» **GIVEN RECORDS**
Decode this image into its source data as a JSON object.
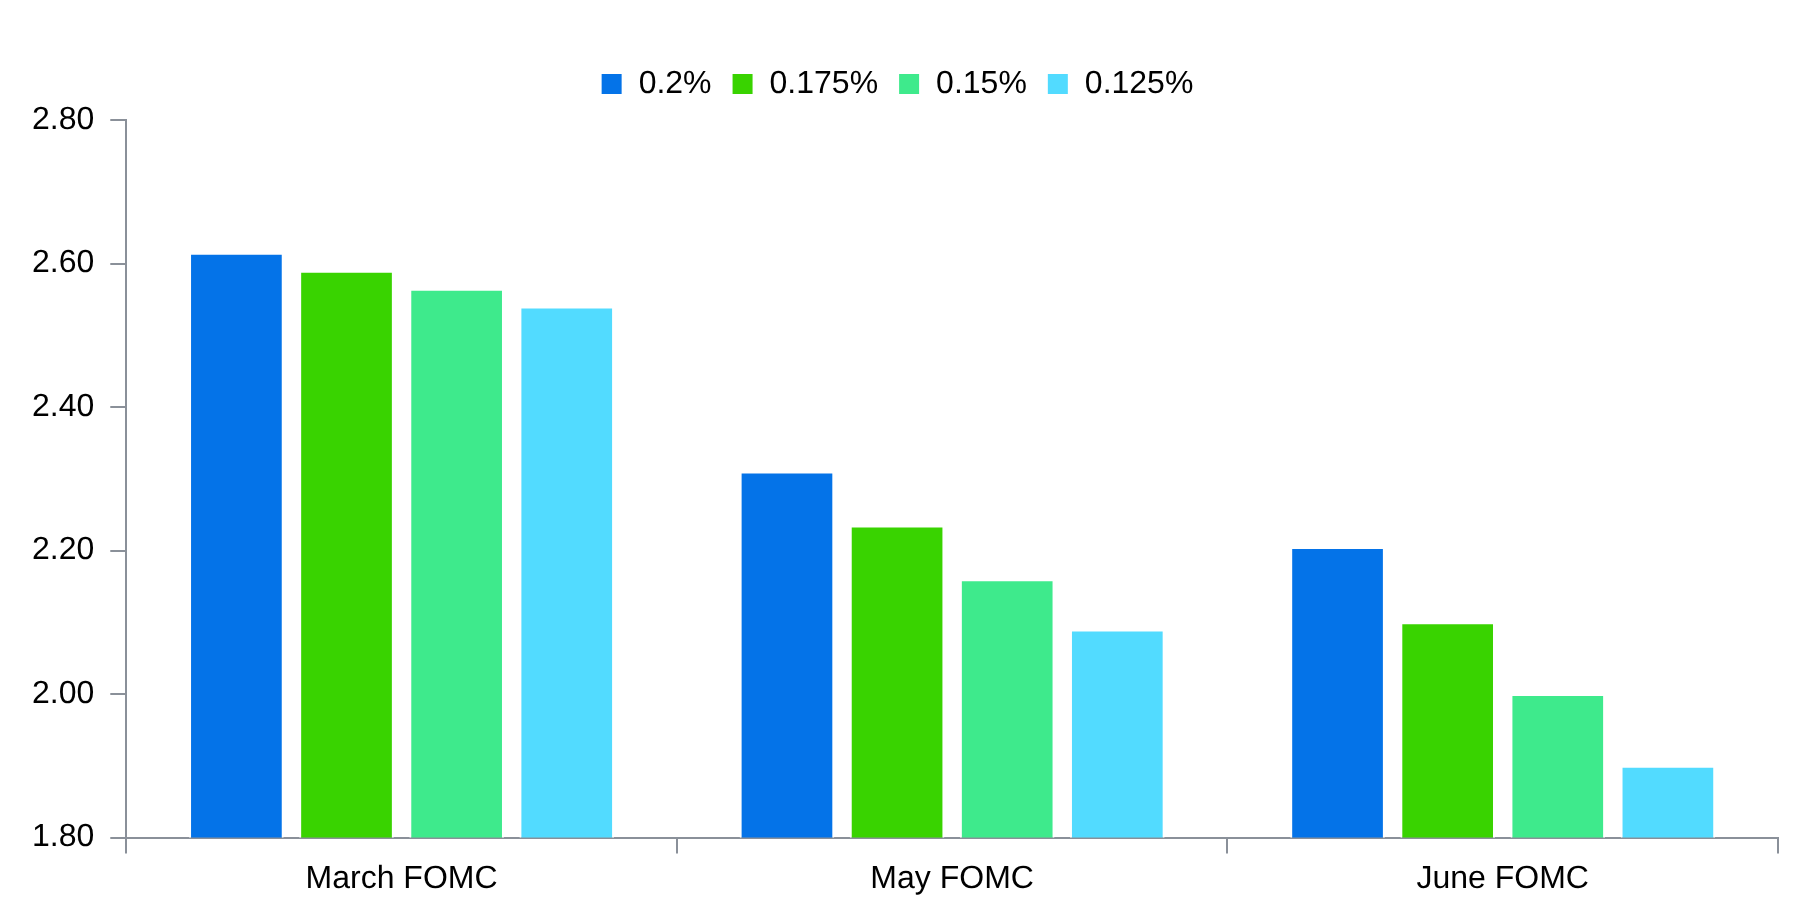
{
  "chart_data": {
    "type": "bar",
    "categories": [
      "March FOMC",
      "May FOMC",
      "June FOMC"
    ],
    "series": [
      {
        "name": "0.2%",
        "color": "#0473e8",
        "values": [
          2.615,
          2.31,
          2.205
        ]
      },
      {
        "name": "0.175%",
        "color": "#39d300",
        "values": [
          2.59,
          2.235,
          2.1
        ]
      },
      {
        "name": "0.15%",
        "color": "#3eea8c",
        "values": [
          2.565,
          2.16,
          2.0
        ]
      },
      {
        "name": "0.125%",
        "color": "#52dbff",
        "values": [
          2.54,
          2.09,
          1.9
        ]
      }
    ],
    "ylim": [
      1.8,
      2.8
    ],
    "yticks": [
      {
        "value": 1.8,
        "label": "1.80"
      },
      {
        "value": 2.0,
        "label": "2.00"
      },
      {
        "value": 2.2,
        "label": "2.20"
      },
      {
        "value": 2.4,
        "label": "2.40"
      },
      {
        "value": 2.6,
        "label": "2.60"
      },
      {
        "value": 2.8,
        "label": "2.80"
      }
    ],
    "grid": false,
    "legend": "top"
  }
}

» **WORK TO DO**
Restate the data above word for word. Do not include the images.

» **FINAL ANSWER**
Decode this image into its source data as a JSON object.
{
  "chart_data": {
    "type": "bar",
    "categories": [
      "March FOMC",
      "May FOMC",
      "June FOMC"
    ],
    "series": [
      {
        "name": "0.2%",
        "color": "#0473e8",
        "values": [
          2.615,
          2.31,
          2.205
        ]
      },
      {
        "name": "0.175%",
        "color": "#39d300",
        "values": [
          2.59,
          2.235,
          2.1
        ]
      },
      {
        "name": "0.15%",
        "color": "#3eea8c",
        "values": [
          2.565,
          2.16,
          2.0
        ]
      },
      {
        "name": "0.125%",
        "color": "#52dbff",
        "values": [
          2.54,
          2.09,
          1.9
        ]
      }
    ],
    "ylim": [
      1.8,
      2.8
    ],
    "yticks": [
      {
        "value": 1.8,
        "label": "1.80"
      },
      {
        "value": 2.0,
        "label": "2.00"
      },
      {
        "value": 2.2,
        "label": "2.20"
      },
      {
        "value": 2.4,
        "label": "2.40"
      },
      {
        "value": 2.6,
        "label": "2.60"
      },
      {
        "value": 2.8,
        "label": "2.80"
      }
    ],
    "grid": false,
    "legend": "top"
  }
}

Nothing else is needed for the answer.